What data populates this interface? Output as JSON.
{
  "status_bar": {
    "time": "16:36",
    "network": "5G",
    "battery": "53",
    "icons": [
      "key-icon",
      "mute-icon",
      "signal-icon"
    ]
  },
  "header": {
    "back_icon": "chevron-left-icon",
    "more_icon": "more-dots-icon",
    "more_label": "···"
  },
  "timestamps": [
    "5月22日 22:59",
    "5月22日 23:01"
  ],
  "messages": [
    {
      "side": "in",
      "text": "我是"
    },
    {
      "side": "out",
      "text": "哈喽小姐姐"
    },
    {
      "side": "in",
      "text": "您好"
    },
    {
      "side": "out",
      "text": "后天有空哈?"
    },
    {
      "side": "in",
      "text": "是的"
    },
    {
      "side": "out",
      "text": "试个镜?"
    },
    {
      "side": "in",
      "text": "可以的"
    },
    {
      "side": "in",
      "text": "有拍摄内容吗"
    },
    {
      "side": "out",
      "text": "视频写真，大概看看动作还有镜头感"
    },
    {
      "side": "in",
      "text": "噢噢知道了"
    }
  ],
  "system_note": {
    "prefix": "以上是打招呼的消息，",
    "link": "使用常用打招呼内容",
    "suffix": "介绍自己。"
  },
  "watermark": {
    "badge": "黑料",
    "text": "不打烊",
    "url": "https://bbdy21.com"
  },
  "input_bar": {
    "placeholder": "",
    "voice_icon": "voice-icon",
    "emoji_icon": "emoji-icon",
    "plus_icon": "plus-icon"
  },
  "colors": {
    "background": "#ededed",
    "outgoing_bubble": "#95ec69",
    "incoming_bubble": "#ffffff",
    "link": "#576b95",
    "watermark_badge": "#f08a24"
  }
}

○ ○ ○ ○

OBJECTIVE: Each line above is to be repeated exactly.

PROBLEM SOLUTION:
What data populates this interface? Output as JSON.
{
  "status_bar": {
    "time": "16:36",
    "network": "5G",
    "battery": "53",
    "icons": [
      "key-icon",
      "mute-icon",
      "signal-icon"
    ]
  },
  "header": {
    "back_icon": "chevron-left-icon",
    "more_icon": "more-dots-icon",
    "more_label": "···"
  },
  "timestamps": [
    "5月22日 22:59",
    "5月22日 23:01"
  ],
  "messages": [
    {
      "side": "in",
      "text": "我是"
    },
    {
      "side": "out",
      "text": "哈喽小姐姐"
    },
    {
      "side": "in",
      "text": "您好"
    },
    {
      "side": "out",
      "text": "后天有空哈?"
    },
    {
      "side": "in",
      "text": "是的"
    },
    {
      "side": "out",
      "text": "试个镜?"
    },
    {
      "side": "in",
      "text": "可以的"
    },
    {
      "side": "in",
      "text": "有拍摄内容吗"
    },
    {
      "side": "out",
      "text": "视频写真，大概看看动作还有镜头感"
    },
    {
      "side": "in",
      "text": "噢噢知道了"
    }
  ],
  "system_note": {
    "prefix": "以上是打招呼的消息，",
    "link": "使用常用打招呼内容",
    "suffix": "介绍自己。"
  },
  "watermark": {
    "badge": "黑料",
    "text": "不打烊",
    "url": "https://bbdy21.com"
  },
  "input_bar": {
    "placeholder": "",
    "voice_icon": "voice-icon",
    "emoji_icon": "emoji-icon",
    "plus_icon": "plus-icon"
  },
  "colors": {
    "background": "#ededed",
    "outgoing_bubble": "#95ec69",
    "incoming_bubble": "#ffffff",
    "link": "#576b95",
    "watermark_badge": "#f08a24"
  }
}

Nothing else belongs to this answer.